• [WORK INSTRUCTIONS]: Retype the records below exactly as they appear, but leave out any pictures.
•••
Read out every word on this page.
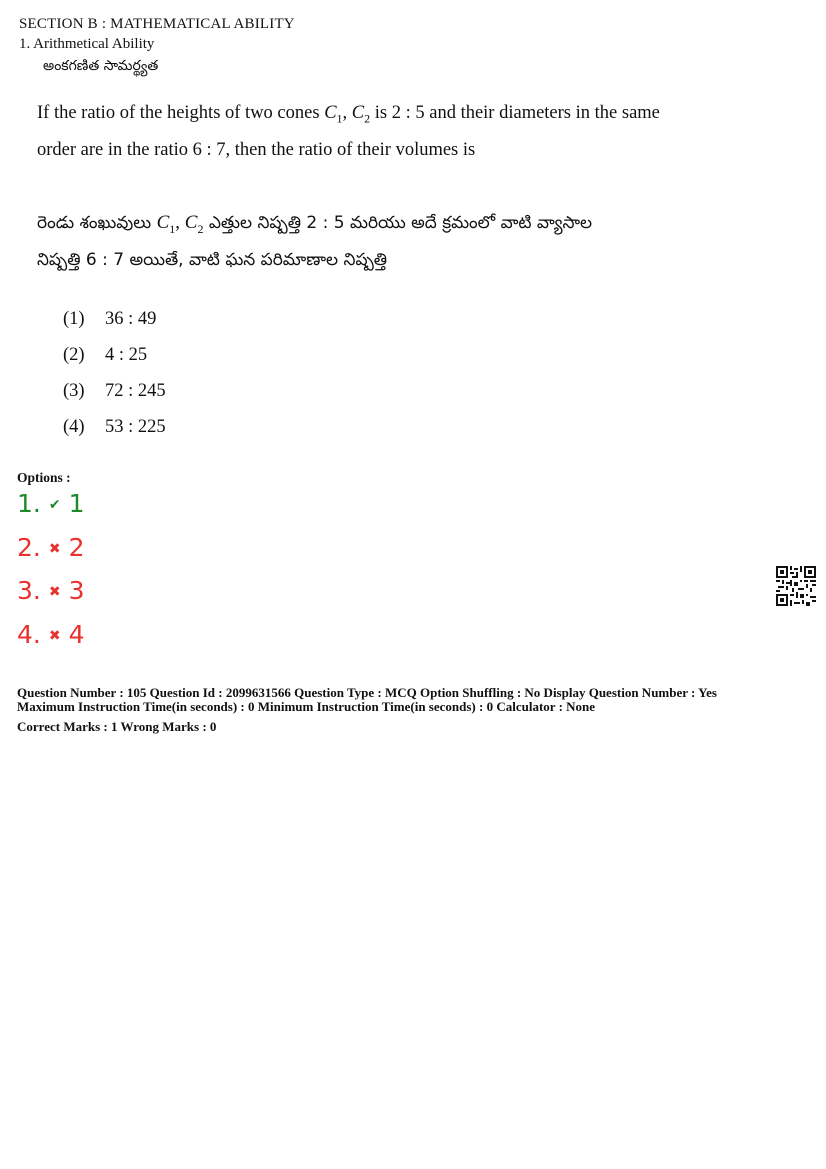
SECTION B : MATHEMATICAL ABILITY
1. Arithmetical Ability
అంకగణిత సామర్థ్యత
If the ratio of the heights of two cones $C_1$, $C_2$ is 2 : 5 and their diameters in the same
order are in the ratio 6 : 7, then the ratio of their volumes is
రెండు శంఖువులు $C_1$, $C_2$ ఎత్తుల నిష్పత్తి 2 : 5 మరియు అదే క్రమంలో వాటి వ్యాసాల
నిష్పత్తి 6 : 7 అయితే, వాటి ఘన పరిమాణాల నిష్పత్తి
(1) 36 : 49
(2) 4 : 25
(3) 72 : 245
(4) 53 : 225
Options :
1. ✔ 1
2. ✖ 2
3. ✖ 3
4. ✖ 4
Question Number : 105 Question Id : 2099631566 Question Type : MCQ Option Shuffling : No Display Question Number : Yes
Maximum Instruction Time(in seconds) : 0 Minimum Instruction Time(in seconds) : 0 Calculator : None
Correct Marks : 1 Wrong Marks : 0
•••
• [TASK ANSWER]:
Read out every word on this page.
SECTION B : MATHEMATICAL ABILITY
1. Arithmetical Ability
అంకగణిత సామర్థ్యత
If the ratio of the heights of two cones $C_1$, $C_2$ is 2 : 5 and their diameters in the same
order are in the ratio 6 : 7, then the ratio of their volumes is
రెండు శంఖువులు $C_1$, $C_2$ ఎత్తుల నిష్పత్తి 2 : 5 మరియు అదే క్రమంలో వాటి వ్యాసాల
నిష్పత్తి 6 : 7 అయితే, వాటి ఘన పరిమాణాల నిష్పత్తి
(1) 36 : 49
(2) 4 : 25
(3) 72 : 245
(4) 53 : 225
Options :
1. ✔ 1
2. ✖ 2
3. ✖ 3
4. ✖ 4
Question Number : 105 Question Id : 2099631566 Question Type : MCQ Option Shuffling : No Display Question Number : Yes
Maximum Instruction Time(in seconds) : 0 Minimum Instruction Time(in seconds) : 0 Calculator : None
Correct Marks : 1 Wrong Marks : 0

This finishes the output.